## TO BE DONE:
In the entries below, find every line holding the string "label" and collect it.

>> START SOURCE RECORDS

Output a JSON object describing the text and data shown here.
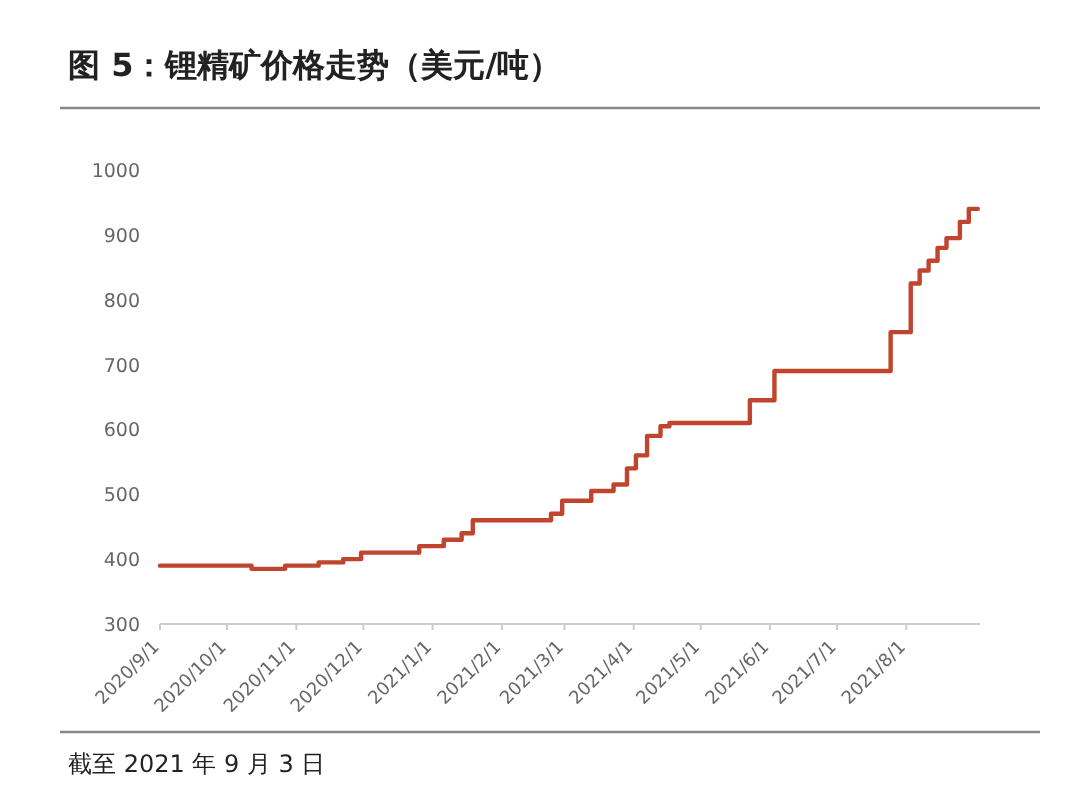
{
  "chart_data": {
    "type": "step",
    "title": "图 5：锂精矿价格走势（美元/吨）",
    "annotations": [
      "截至 2021 年 9 月 3 日"
    ],
    "x": [
      "2020-09-01",
      "2020-10-12",
      "2020-10-27",
      "2020-11-11",
      "2020-11-22",
      "2020-11-30",
      "2020-12-26",
      "2021-01-06",
      "2021-01-14",
      "2021-01-19",
      "2021-02-23",
      "2021-02-28",
      "2021-03-13",
      "2021-03-23",
      "2021-03-29",
      "2021-04-02",
      "2021-04-07",
      "2021-04-13",
      "2021-04-17",
      "2021-05-23",
      "2021-06-03",
      "2021-07-25",
      "2021-08-03",
      "2021-08-07",
      "2021-08-11",
      "2021-08-15",
      "2021-08-19",
      "2021-08-25",
      "2021-08-29",
      "2021-09-02"
    ],
    "series": [
      {
        "color": "#c0452e",
        "values": [
          390,
          385,
          390,
          395,
          400,
          410,
          420,
          430,
          440,
          460,
          470,
          490,
          505,
          515,
          540,
          560,
          590,
          605,
          610,
          645,
          690,
          750,
          825,
          845,
          860,
          880,
          895,
          920,
          940,
          940
        ]
      }
    ],
    "xlim": [
      "2020-09-01",
      "2021-09-03"
    ],
    "xticks": [
      {
        "value": "2020-09-01",
        "label": "2020/9/1"
      },
      {
        "value": "2020-10-01",
        "label": "2020/10/1"
      },
      {
        "value": "2020-11-01",
        "label": "2020/11/1"
      },
      {
        "value": "2020-12-01",
        "label": "2020/12/1"
      },
      {
        "value": "2021-01-01",
        "label": "2021/1/1"
      },
      {
        "value": "2021-02-01",
        "label": "2021/2/1"
      },
      {
        "value": "2021-03-01",
        "label": "2021/3/1"
      },
      {
        "value": "2021-04-01",
        "label": "2021/4/1"
      },
      {
        "value": "2021-05-01",
        "label": "2021/5/1"
      },
      {
        "value": "2021-06-01",
        "label": "2021/6/1"
      },
      {
        "value": "2021-07-01",
        "label": "2021/7/1"
      },
      {
        "value": "2021-08-01",
        "label": "2021/8/1"
      }
    ],
    "ylim": [
      300,
      1000
    ],
    "yticks": [
      300,
      400,
      500,
      600,
      700,
      800,
      900,
      1000
    ]
  }
}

>> END SOURCE RECORDS

## WRITTEN ANSWER:
        "label": "2020/9/1"
        "label": "2020/10/1"
        "label": "2020/11/1"
        "label": "2020/12/1"
        "label": "2021/1/1"
        "label": "2021/2/1"
        "label": "2021/3/1"
        "label": "2021/4/1"
        "label": "2021/5/1"
        "label": "2021/6/1"
        "label": "2021/7/1"
        "label": "2021/8/1"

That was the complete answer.